> [WHAT THIS TASK INVOLVES]
Reproduce nothing but the closing run of lines: the line with "Read out every word on this page." and each line that follows it to the end of the data.

Extracted data entries:
******

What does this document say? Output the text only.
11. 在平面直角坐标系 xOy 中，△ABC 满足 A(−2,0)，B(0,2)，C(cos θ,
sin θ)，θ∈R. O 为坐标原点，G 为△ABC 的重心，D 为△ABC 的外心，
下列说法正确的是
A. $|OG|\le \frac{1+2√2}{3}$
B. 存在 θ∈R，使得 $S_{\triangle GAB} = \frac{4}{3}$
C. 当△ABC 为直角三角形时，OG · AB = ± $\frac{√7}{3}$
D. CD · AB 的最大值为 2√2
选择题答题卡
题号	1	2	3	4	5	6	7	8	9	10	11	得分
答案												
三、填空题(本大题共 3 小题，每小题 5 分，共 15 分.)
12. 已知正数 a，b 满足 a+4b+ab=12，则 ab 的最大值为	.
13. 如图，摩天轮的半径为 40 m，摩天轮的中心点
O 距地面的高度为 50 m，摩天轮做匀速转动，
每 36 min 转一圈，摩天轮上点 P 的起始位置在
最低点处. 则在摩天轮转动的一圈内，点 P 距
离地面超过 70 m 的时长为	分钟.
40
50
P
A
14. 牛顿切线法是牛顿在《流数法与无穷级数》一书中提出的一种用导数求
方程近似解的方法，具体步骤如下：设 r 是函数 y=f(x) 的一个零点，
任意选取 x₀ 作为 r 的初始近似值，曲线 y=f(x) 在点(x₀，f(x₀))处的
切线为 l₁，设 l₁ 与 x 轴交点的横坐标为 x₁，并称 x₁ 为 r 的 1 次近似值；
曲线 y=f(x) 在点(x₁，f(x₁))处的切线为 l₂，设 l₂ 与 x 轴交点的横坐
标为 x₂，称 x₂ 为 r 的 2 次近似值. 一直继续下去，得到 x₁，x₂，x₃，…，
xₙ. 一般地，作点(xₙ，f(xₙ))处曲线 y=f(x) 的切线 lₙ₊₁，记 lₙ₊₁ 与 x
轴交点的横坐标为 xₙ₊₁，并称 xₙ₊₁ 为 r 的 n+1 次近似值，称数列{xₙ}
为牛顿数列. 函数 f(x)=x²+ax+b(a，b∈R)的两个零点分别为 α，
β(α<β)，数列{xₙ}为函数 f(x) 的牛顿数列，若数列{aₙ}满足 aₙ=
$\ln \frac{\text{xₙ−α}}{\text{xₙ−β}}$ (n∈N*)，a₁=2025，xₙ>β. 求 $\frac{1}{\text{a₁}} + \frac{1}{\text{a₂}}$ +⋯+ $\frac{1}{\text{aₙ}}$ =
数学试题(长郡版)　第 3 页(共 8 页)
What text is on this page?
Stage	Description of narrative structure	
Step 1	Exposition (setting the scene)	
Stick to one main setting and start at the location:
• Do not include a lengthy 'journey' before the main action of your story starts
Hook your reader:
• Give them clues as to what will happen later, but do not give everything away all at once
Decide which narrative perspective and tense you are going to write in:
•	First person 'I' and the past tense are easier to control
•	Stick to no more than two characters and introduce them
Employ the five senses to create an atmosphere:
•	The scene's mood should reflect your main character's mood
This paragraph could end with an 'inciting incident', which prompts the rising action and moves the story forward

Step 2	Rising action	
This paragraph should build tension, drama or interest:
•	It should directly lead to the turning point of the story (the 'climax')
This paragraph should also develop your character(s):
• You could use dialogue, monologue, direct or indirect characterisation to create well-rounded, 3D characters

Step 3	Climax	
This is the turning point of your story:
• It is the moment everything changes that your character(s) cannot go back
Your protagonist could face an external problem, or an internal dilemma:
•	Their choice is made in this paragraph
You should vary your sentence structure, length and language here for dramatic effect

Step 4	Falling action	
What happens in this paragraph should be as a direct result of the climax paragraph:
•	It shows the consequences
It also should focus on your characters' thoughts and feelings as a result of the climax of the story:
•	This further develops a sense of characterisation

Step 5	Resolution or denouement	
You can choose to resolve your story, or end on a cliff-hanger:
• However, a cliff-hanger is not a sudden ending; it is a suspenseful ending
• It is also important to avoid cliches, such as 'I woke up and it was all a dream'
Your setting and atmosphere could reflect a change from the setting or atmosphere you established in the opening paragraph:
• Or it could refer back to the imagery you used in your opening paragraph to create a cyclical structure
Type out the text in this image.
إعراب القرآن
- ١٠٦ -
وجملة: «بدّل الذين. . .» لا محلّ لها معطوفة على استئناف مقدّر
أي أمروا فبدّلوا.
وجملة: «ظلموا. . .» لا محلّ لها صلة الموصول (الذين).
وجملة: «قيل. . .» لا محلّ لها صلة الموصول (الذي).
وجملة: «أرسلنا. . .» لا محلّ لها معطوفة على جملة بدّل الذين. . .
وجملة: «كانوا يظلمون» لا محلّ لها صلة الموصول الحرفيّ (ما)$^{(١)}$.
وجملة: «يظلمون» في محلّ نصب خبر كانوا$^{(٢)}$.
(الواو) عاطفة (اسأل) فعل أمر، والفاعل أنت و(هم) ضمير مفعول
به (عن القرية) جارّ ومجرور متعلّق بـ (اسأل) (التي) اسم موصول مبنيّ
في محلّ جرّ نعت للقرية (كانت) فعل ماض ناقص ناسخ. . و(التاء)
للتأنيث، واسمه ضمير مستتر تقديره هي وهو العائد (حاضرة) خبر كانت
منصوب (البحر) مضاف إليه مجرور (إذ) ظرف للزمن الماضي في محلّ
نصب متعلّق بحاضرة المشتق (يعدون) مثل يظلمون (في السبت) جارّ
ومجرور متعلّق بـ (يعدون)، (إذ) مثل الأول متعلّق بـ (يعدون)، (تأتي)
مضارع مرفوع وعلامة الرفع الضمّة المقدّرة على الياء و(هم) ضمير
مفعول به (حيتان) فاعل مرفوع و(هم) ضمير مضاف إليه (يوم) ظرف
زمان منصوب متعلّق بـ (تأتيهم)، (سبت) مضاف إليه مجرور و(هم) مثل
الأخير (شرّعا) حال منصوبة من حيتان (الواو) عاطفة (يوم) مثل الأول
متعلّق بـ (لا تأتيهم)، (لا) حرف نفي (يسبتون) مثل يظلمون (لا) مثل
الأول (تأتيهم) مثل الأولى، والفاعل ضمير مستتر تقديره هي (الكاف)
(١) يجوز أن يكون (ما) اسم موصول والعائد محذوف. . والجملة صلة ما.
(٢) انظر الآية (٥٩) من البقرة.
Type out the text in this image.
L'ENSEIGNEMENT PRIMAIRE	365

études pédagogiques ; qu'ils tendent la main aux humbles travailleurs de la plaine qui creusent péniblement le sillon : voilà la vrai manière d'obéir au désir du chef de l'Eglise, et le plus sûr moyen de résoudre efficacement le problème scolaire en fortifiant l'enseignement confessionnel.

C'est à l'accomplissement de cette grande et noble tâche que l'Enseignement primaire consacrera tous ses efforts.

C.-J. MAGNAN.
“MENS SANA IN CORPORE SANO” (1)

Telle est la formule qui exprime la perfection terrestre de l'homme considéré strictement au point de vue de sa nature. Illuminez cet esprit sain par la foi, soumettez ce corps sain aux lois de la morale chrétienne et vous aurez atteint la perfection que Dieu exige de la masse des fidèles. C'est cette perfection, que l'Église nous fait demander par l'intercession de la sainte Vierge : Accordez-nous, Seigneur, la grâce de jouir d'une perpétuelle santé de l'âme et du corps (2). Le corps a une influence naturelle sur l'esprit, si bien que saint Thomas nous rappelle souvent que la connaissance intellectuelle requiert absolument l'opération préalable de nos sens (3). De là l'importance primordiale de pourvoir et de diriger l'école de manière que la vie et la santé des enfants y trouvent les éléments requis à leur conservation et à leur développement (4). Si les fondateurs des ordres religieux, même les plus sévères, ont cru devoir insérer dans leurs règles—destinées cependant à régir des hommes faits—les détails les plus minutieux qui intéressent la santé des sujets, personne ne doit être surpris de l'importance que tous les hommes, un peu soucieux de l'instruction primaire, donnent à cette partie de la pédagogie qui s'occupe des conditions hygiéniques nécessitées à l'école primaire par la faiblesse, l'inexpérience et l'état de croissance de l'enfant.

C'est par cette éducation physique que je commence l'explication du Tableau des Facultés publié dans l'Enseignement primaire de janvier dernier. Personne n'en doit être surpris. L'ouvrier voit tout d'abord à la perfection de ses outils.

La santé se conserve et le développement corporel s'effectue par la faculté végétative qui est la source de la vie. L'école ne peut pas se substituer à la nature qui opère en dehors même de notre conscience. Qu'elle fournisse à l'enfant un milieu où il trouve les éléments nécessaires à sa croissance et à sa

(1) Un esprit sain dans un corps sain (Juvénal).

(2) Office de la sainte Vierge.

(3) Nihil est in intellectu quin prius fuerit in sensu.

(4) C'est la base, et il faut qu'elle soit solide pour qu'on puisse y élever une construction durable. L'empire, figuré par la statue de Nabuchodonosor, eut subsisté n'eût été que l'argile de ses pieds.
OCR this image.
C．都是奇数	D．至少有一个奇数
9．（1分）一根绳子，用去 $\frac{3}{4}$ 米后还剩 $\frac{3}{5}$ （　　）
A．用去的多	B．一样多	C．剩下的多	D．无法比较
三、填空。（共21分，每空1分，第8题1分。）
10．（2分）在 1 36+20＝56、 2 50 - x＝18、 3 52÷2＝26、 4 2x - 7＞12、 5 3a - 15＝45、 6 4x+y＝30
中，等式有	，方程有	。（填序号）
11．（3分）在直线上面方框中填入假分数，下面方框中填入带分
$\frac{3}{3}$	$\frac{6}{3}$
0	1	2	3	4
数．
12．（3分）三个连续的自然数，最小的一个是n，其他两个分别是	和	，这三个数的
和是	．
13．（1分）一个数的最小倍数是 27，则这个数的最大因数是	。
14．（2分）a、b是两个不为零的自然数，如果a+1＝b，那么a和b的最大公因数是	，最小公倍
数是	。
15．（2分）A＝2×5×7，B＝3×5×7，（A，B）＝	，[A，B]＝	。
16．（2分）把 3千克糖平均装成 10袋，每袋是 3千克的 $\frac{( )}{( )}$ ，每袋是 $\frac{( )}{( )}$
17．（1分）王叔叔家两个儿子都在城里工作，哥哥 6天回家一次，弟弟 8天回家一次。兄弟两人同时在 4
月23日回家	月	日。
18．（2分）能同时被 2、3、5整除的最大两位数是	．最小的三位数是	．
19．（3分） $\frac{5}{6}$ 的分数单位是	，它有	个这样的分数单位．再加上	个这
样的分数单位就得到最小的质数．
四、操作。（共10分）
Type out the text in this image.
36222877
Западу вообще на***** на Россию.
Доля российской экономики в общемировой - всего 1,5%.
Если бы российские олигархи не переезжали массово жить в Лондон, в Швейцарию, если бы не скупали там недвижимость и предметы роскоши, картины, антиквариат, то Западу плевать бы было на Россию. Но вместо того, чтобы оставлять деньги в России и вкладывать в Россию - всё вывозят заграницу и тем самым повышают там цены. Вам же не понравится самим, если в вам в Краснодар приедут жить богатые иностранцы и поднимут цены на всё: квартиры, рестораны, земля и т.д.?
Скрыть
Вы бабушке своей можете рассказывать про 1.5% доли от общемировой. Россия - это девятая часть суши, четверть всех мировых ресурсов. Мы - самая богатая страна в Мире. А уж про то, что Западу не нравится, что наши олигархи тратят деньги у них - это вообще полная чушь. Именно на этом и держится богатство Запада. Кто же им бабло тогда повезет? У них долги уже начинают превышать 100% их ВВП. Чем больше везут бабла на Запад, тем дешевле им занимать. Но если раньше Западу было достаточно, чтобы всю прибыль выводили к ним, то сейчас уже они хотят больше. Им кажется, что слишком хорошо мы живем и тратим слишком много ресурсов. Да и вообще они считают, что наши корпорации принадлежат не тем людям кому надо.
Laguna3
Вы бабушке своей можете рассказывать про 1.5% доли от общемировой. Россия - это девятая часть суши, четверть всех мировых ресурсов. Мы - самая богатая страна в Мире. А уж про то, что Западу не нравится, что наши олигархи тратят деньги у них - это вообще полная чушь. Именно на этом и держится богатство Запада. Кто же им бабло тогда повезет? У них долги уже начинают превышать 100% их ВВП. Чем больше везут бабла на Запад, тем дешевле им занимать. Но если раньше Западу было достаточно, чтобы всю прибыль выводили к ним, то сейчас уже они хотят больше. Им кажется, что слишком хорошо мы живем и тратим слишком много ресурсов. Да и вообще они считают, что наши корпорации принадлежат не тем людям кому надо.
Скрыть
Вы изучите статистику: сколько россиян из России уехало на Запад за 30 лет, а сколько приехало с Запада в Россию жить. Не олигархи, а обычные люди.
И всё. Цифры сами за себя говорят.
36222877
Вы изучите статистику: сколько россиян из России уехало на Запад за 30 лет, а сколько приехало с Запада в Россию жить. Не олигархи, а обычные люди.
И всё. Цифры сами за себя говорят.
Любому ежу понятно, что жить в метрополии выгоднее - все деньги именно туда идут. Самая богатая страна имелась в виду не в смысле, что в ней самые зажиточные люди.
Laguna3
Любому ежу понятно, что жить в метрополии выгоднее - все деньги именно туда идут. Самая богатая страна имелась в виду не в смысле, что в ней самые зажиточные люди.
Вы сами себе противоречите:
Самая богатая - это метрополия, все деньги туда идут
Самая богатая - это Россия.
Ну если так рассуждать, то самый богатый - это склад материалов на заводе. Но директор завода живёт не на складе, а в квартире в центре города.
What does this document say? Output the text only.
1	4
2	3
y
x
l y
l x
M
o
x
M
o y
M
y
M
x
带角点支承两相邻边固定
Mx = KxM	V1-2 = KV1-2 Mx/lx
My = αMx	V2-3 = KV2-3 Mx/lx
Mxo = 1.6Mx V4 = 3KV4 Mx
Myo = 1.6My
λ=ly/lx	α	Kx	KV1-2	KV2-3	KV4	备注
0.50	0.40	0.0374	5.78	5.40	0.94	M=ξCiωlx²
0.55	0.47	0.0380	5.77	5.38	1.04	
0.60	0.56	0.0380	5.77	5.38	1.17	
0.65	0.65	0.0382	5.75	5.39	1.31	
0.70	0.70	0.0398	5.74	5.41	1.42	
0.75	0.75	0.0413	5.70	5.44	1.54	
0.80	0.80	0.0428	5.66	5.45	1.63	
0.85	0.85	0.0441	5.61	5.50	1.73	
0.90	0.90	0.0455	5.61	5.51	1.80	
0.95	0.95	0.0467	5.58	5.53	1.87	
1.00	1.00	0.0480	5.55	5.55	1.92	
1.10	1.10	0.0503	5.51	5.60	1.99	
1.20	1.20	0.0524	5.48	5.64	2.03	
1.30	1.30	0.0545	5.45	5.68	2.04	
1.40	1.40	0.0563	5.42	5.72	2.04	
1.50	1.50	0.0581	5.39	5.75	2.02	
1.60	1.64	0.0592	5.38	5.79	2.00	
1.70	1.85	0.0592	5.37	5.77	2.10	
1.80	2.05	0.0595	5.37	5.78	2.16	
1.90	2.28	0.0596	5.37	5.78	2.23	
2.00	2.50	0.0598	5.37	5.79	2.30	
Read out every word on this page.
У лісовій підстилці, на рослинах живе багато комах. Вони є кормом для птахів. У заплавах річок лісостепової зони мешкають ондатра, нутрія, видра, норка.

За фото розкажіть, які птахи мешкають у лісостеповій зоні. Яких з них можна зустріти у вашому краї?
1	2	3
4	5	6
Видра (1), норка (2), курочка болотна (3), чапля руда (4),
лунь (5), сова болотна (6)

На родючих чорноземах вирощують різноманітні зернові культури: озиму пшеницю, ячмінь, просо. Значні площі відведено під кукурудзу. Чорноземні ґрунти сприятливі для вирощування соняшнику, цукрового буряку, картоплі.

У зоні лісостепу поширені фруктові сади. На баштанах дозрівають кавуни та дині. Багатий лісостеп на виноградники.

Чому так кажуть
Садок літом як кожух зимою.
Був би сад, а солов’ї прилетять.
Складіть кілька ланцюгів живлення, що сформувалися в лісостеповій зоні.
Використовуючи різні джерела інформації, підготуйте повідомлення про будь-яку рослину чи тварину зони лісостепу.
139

******

> [EXERCISE OUTPUT]
Read out every word on this page.
У лісовій підстилці, на рослинах живе багато комах. Вони є кормом для птахів. У заплавах річок лісостепової зони мешкають ондатра, нутрія, видра, норка.

За фото розкажіть, які птахи мешкають у лісостеповій зоні. Яких з них можна зустріти у вашому краї?
1	2	3
4	5	6
Видра (1), норка (2), курочка болотна (3), чапля руда (4),
лунь (5), сова болотна (6)

На родючих чорноземах вирощують різноманітні зернові культури: озиму пшеницю, ячмінь, просо. Значні площі відведено під кукурудзу. Чорноземні ґрунти сприятливі для вирощування соняшнику, цукрового буряку, картоплі.

У зоні лісостепу поширені фруктові сади. На баштанах дозрівають кавуни та дині. Багатий лісостеп на виноградники.

Чому так кажуть
Садок літом як кожух зимою.
Був би сад, а солов’ї прилетять.
Складіть кілька ланцюгів живлення, що сформувалися в лісостеповій зоні.
Використовуючи різні джерела інформації, підготуйте повідомлення про будь-яку рослину чи тварину зони лісостепу.
139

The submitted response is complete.